(Raw records)
-- BEGIN --
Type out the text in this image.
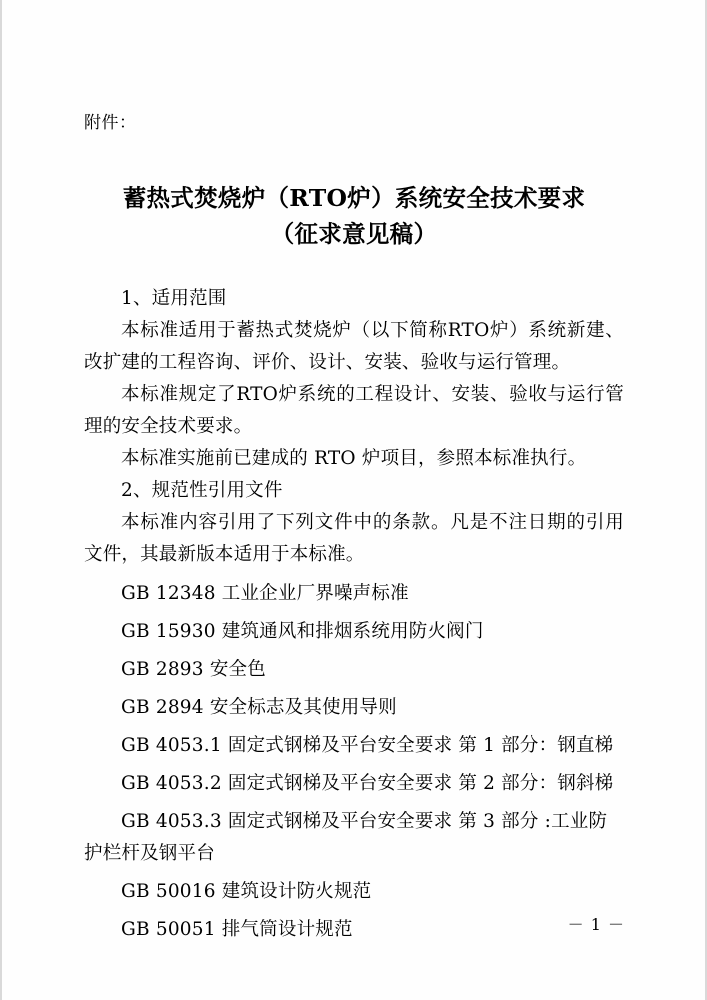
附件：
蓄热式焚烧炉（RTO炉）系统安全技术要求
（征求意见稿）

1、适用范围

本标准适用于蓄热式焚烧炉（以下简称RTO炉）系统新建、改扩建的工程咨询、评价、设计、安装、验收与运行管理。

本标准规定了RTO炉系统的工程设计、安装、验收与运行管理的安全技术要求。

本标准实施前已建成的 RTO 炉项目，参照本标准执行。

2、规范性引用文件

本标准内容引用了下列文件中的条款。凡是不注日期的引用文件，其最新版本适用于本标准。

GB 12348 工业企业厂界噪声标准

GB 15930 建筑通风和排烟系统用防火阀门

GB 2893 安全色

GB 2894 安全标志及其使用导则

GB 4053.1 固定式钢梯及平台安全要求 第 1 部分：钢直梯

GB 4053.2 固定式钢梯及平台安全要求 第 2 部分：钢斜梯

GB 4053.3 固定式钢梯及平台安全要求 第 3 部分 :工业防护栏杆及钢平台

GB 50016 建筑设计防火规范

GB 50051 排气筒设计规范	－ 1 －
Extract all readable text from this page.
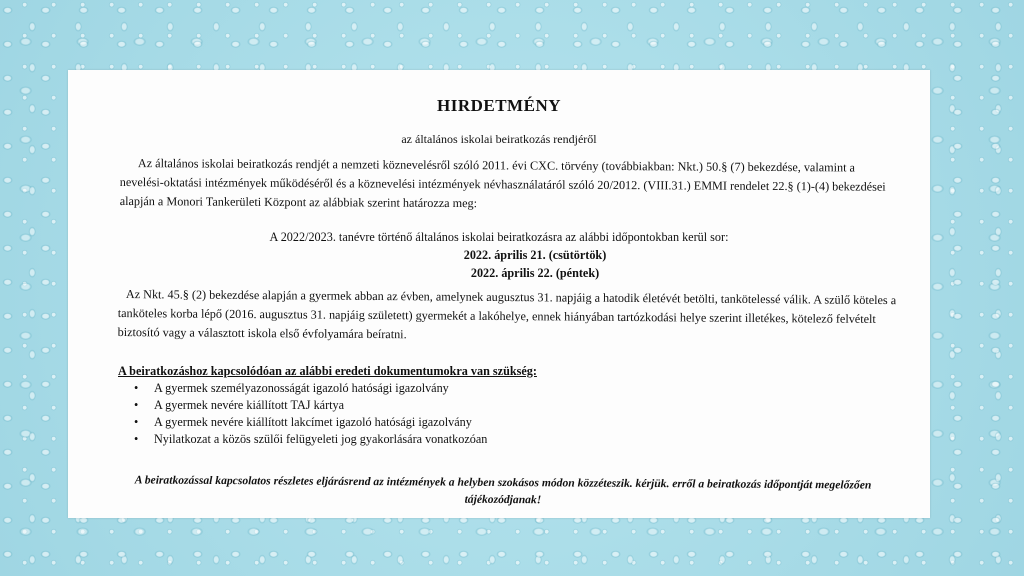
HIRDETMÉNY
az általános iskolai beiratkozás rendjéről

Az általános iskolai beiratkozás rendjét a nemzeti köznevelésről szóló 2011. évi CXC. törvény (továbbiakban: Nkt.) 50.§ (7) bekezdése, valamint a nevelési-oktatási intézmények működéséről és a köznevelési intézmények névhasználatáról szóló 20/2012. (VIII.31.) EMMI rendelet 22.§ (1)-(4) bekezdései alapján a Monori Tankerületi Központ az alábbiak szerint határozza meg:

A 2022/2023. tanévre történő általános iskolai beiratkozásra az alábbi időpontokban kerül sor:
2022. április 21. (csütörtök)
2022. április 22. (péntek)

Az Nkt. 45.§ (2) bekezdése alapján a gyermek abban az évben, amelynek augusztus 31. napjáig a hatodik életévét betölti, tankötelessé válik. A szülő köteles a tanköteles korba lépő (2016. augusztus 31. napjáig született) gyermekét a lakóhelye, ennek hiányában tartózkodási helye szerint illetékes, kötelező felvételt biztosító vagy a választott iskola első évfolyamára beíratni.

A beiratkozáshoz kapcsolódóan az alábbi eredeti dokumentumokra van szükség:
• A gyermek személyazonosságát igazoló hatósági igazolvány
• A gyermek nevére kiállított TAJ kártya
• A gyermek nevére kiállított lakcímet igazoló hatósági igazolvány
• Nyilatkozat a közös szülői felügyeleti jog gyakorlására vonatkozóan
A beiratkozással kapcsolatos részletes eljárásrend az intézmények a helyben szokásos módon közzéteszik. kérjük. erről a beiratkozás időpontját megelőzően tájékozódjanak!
-- END --
-- BEGIN --
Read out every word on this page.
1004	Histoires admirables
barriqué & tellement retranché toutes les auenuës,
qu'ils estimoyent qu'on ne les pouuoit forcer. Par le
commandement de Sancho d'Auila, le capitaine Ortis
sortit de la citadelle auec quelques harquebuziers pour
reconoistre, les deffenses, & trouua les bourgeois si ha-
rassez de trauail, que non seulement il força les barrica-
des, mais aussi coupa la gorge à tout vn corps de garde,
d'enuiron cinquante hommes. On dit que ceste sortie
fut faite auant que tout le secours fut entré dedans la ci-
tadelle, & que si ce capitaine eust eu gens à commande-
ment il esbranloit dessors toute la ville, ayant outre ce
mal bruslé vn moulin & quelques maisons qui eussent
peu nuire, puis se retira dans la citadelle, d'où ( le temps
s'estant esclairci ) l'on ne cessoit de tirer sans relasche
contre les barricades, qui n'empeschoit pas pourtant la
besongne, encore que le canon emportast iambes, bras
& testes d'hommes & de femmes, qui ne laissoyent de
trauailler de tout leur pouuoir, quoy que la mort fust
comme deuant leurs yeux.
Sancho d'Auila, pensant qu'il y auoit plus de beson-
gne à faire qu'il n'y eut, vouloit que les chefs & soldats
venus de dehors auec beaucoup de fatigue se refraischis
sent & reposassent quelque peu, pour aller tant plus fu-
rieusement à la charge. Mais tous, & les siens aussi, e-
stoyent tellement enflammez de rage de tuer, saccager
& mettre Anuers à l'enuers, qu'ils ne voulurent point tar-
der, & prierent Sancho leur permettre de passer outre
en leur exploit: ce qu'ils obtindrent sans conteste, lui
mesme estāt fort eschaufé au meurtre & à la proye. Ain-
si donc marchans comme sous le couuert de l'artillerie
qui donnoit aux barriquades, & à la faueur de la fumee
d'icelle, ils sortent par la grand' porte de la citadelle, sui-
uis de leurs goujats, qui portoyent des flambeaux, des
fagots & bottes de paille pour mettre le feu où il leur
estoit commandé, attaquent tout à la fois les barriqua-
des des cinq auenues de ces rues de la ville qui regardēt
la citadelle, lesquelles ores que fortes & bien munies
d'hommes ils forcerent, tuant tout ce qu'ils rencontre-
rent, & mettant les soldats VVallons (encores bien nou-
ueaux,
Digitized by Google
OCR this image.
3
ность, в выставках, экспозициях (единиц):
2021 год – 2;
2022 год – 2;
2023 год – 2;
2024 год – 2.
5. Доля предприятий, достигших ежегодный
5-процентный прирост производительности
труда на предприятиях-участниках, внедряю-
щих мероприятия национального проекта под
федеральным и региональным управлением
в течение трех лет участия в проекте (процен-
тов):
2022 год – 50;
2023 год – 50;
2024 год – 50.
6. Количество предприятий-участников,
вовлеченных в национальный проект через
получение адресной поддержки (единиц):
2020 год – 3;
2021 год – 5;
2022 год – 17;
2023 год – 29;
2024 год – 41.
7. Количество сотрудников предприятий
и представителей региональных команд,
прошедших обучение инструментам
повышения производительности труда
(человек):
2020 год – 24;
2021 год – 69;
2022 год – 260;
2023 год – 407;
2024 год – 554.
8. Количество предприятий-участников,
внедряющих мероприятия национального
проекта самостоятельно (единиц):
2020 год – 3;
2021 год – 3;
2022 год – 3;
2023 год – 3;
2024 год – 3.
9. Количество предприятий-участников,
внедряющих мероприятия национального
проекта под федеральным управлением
-- END --
### Exercise goal
Among the lines of the material above, how many include the string "leurs"? Report only that number.

### Finished exercise
2